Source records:

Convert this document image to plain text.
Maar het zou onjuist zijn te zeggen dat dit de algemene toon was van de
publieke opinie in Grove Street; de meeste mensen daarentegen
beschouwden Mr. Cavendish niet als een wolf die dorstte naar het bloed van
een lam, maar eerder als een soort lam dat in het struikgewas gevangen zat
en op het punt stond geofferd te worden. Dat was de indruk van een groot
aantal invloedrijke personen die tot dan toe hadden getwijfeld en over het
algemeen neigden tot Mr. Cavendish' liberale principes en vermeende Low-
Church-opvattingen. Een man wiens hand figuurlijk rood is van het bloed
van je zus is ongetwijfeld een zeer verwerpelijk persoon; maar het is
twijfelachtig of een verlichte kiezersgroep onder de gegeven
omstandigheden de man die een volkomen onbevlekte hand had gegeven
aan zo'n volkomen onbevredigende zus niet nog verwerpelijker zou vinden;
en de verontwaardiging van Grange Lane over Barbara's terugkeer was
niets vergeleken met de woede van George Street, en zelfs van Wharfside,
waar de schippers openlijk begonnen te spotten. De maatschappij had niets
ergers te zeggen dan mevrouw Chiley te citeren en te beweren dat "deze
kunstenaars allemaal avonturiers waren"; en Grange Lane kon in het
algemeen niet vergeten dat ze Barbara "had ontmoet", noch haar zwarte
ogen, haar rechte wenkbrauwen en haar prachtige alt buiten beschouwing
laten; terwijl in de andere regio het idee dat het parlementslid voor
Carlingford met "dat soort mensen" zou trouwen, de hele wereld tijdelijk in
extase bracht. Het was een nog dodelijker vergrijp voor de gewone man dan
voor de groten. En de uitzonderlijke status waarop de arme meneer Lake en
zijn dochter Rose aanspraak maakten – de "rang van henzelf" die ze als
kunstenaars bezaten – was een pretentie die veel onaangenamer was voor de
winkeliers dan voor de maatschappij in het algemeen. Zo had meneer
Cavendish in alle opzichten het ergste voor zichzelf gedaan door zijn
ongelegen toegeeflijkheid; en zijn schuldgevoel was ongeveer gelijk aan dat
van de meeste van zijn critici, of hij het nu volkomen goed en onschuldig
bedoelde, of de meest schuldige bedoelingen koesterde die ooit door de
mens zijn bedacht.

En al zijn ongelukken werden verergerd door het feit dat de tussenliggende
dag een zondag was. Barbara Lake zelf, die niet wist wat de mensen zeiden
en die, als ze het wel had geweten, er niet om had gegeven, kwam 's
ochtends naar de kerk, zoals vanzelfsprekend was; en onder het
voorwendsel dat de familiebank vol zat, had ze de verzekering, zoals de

Task brief: All lines holding the word "soort" should be picked out and copied.

Task result:
een lam, maar eerder als een soort lam dat in het struikgewas gevangen zat
Carlingford met "dat soort mensen" zou trouwen, de hele wereld tijdelijk in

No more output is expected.